Write out every record below exactly as it appears.
---------- Extracted data ----------
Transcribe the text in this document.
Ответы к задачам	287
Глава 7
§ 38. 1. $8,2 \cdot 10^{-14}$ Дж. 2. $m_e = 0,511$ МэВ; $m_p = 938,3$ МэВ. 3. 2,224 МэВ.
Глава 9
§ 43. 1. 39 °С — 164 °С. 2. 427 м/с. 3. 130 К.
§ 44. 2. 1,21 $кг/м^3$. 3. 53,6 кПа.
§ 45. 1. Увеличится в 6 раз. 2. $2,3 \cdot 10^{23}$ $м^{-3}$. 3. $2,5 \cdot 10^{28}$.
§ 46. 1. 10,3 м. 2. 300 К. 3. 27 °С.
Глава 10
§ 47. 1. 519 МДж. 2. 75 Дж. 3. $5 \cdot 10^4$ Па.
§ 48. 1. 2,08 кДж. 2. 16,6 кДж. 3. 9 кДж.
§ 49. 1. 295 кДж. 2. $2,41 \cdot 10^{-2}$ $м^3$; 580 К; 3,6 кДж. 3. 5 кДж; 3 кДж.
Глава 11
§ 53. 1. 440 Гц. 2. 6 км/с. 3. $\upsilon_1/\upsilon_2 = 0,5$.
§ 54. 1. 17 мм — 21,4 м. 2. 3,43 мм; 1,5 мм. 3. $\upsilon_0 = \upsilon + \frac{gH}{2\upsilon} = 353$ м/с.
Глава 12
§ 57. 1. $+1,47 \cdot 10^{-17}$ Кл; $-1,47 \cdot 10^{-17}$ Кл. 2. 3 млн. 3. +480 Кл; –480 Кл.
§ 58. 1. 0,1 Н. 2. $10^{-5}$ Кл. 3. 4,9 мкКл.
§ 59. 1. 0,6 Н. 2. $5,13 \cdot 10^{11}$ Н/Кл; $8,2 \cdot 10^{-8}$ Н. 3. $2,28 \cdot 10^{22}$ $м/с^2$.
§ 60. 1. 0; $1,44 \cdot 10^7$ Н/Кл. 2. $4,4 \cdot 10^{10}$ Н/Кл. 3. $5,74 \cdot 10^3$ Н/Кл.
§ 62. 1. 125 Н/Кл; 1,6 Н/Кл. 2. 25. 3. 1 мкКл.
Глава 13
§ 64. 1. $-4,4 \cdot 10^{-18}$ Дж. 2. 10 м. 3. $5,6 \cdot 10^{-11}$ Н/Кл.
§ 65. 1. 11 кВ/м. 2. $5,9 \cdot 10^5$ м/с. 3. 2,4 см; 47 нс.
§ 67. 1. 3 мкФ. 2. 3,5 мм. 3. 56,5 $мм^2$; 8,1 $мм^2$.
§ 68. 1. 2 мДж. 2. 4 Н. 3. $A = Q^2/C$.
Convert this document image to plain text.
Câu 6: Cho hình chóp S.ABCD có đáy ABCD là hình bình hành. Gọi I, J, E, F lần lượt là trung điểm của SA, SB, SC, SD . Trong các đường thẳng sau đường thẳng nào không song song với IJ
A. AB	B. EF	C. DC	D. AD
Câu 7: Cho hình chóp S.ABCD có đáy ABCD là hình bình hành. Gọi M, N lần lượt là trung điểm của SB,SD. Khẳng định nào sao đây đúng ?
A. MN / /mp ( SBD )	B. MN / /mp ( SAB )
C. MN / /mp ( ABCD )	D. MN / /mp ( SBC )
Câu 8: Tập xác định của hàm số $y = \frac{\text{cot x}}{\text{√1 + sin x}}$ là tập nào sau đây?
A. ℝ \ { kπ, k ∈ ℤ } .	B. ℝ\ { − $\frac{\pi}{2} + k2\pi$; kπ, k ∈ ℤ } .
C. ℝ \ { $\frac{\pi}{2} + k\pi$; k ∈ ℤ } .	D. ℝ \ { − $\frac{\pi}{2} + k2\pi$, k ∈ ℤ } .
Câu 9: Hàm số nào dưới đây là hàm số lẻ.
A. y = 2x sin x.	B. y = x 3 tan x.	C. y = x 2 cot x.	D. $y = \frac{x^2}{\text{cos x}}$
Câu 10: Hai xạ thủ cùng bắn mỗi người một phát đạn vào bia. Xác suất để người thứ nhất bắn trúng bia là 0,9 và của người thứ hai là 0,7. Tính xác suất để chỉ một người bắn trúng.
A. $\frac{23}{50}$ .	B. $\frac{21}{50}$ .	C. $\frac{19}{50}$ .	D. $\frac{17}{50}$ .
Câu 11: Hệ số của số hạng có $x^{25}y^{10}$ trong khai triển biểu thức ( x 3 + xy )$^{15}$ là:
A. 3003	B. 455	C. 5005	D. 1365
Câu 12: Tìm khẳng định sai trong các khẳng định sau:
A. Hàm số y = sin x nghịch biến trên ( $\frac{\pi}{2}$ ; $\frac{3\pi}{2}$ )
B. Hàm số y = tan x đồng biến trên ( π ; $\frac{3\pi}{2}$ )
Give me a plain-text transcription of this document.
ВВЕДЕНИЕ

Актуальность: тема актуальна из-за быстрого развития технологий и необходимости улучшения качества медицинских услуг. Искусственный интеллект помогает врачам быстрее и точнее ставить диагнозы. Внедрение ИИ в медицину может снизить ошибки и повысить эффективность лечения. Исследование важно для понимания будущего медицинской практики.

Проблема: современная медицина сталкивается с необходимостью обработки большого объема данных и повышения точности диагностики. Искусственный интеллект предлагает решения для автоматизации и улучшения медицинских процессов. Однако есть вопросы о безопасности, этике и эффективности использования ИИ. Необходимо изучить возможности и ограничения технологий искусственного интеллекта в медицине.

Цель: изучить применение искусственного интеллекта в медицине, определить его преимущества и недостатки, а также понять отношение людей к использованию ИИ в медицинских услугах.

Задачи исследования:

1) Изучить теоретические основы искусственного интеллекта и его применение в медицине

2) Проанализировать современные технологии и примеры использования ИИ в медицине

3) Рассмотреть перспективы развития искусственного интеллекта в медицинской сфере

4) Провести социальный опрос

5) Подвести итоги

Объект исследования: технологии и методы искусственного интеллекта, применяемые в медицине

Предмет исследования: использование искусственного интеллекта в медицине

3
----------
Exercise response:
Transcribe the text in this document.
Ответы к задачам	287
Глава 7
§ 38. 1. $8,2 \cdot 10^{-14}$ Дж. 2. $m_e = 0,511$ МэВ; $m_p = 938,3$ МэВ. 3. 2,224 МэВ.
Глава 9
§ 43. 1. 39 °С — 164 °С. 2. 427 м/с. 3. 130 К.
§ 44. 2. 1,21 $кг/м^3$. 3. 53,6 кПа.
§ 45. 1. Увеличится в 6 раз. 2. $2,3 \cdot 10^{23}$ $м^{-3}$. 3. $2,5 \cdot 10^{28}$.
§ 46. 1. 10,3 м. 2. 300 К. 3. 27 °С.
Глава 10
§ 47. 1. 519 МДж. 2. 75 Дж. 3. $5 \cdot 10^4$ Па.
§ 48. 1. 2,08 кДж. 2. 16,6 кДж. 3. 9 кДж.
§ 49. 1. 295 кДж. 2. $2,41 \cdot 10^{-2}$ $м^3$; 580 К; 3,6 кДж. 3. 5 кДж; 3 кДж.
Глава 11
§ 53. 1. 440 Гц. 2. 6 км/с. 3. $\upsilon_1/\upsilon_2 = 0,5$.
§ 54. 1. 17 мм — 21,4 м. 2. 3,43 мм; 1,5 мм. 3. $\upsilon_0 = \upsilon + \frac{gH}{2\upsilon} = 353$ м/с.
Глава 12
§ 57. 1. $+1,47 \cdot 10^{-17}$ Кл; $-1,47 \cdot 10^{-17}$ Кл. 2. 3 млн. 3. +480 Кл; –480 Кл.
§ 58. 1. 0,1 Н. 2. $10^{-5}$ Кл. 3. 4,9 мкКл.
§ 59. 1. 0,6 Н. 2. $5,13 \cdot 10^{11}$ Н/Кл; $8,2 \cdot 10^{-8}$ Н. 3. $2,28 \cdot 10^{22}$ $м/с^2$.
§ 60. 1. 0; $1,44 \cdot 10^7$ Н/Кл. 2. $4,4 \cdot 10^{10}$ Н/Кл. 3. $5,74 \cdot 10^3$ Н/Кл.
§ 62. 1. 125 Н/Кл; 1,6 Н/Кл. 2. 25. 3. 1 мкКл.
Глава 13
§ 64. 1. $-4,4 \cdot 10^{-18}$ Дж. 2. 10 м. 3. $5,6 \cdot 10^{-11}$ Н/Кл.
§ 65. 1. 11 кВ/м. 2. $5,9 \cdot 10^5$ м/с. 3. 2,4 см; 47 нс.
§ 67. 1. 3 мкФ. 2. 3,5 мм. 3. 56,5 $мм^2$; 8,1 $мм^2$.
§ 68. 1. 2 мДж. 2. 4 Н. 3. $A = Q^2/C$.
Convert this document image to plain text.
Câu 6: Cho hình chóp S.ABCD có đáy ABCD là hình bình hành. Gọi I, J, E, F lần lượt là trung điểm của SA, SB, SC, SD . Trong các đường thẳng sau đường thẳng nào không song song với IJ
A. AB	B. EF	C. DC	D. AD
Câu 7: Cho hình chóp S.ABCD có đáy ABCD là hình bình hành. Gọi M, N lần lượt là trung điểm của SB,SD. Khẳng định nào sao đây đúng ?
A. MN / /mp ( SBD )	B. MN / /mp ( SAB )
C. MN / /mp ( ABCD )	D. MN / /mp ( SBC )
Câu 8: Tập xác định của hàm số $y = \frac{\text{cot x}}{\text{√1 + sin x}}$ là tập nào sau đây?
A. ℝ \ { kπ, k ∈ ℤ } .	B. ℝ\ { − $\frac{\pi}{2} + k2\pi$; kπ, k ∈ ℤ } .
C. ℝ \ { $\frac{\pi}{2} + k\pi$; k ∈ ℤ } .	D. ℝ \ { − $\frac{\pi}{2} + k2\pi$, k ∈ ℤ } .
Câu 9: Hàm số nào dưới đây là hàm số lẻ.
A. y = 2x sin x.	B. y = x 3 tan x.	C. y = x 2 cot x.	D. $y = \frac{x^2}{\text{cos x}}$
Câu 10: Hai xạ thủ cùng bắn mỗi người một phát đạn vào bia. Xác suất để người thứ nhất bắn trúng bia là 0,9 và của người thứ hai là 0,7. Tính xác suất để chỉ một người bắn trúng.
A. $\frac{23}{50}$ .	B. $\frac{21}{50}$ .	C. $\frac{19}{50}$ .	D. $\frac{17}{50}$ .
Câu 11: Hệ số của số hạng có $x^{25}y^{10}$ trong khai triển biểu thức ( x 3 + xy )$^{15}$ là:
A. 3003	B. 455	C. 5005	D. 1365
Câu 12: Tìm khẳng định sai trong các khẳng định sau:
A. Hàm số y = sin x nghịch biến trên ( $\frac{\pi}{2}$ ; $\frac{3\pi}{2}$ )
B. Hàm số y = tan x đồng biến trên ( π ; $\frac{3\pi}{2}$ )
Give me a plain-text transcription of this document.
ВВЕДЕНИЕ

Актуальность: тема актуальна из-за быстрого развития технологий и необходимости улучшения качества медицинских услуг. Искусственный интеллект помогает врачам быстрее и точнее ставить диагнозы. Внедрение ИИ в медицину может снизить ошибки и повысить эффективность лечения. Исследование важно для понимания будущего медицинской практики.

Проблема: современная медицина сталкивается с необходимостью обработки большого объема данных и повышения точности диагностики. Искусственный интеллект предлагает решения для автоматизации и улучшения медицинских процессов. Однако есть вопросы о безопасности, этике и эффективности использования ИИ. Необходимо изучить возможности и ограничения технологий искусственного интеллекта в медицине.

Цель: изучить применение искусственного интеллекта в медицине, определить его преимущества и недостатки, а также понять отношение людей к использованию ИИ в медицинских услугах.

Задачи исследования:

1) Изучить теоретические основы искусственного интеллекта и его применение в медицине

2) Проанализировать современные технологии и примеры использования ИИ в медицине

3) Рассмотреть перспективы развития искусственного интеллекта в медицинской сфере

4) Провести социальный опрос

5) Подвести итоги

Объект исследования: технологии и методы искусственного интеллекта, применяемые в медицине

Предмет исследования: использование искусственного интеллекта в медицине

3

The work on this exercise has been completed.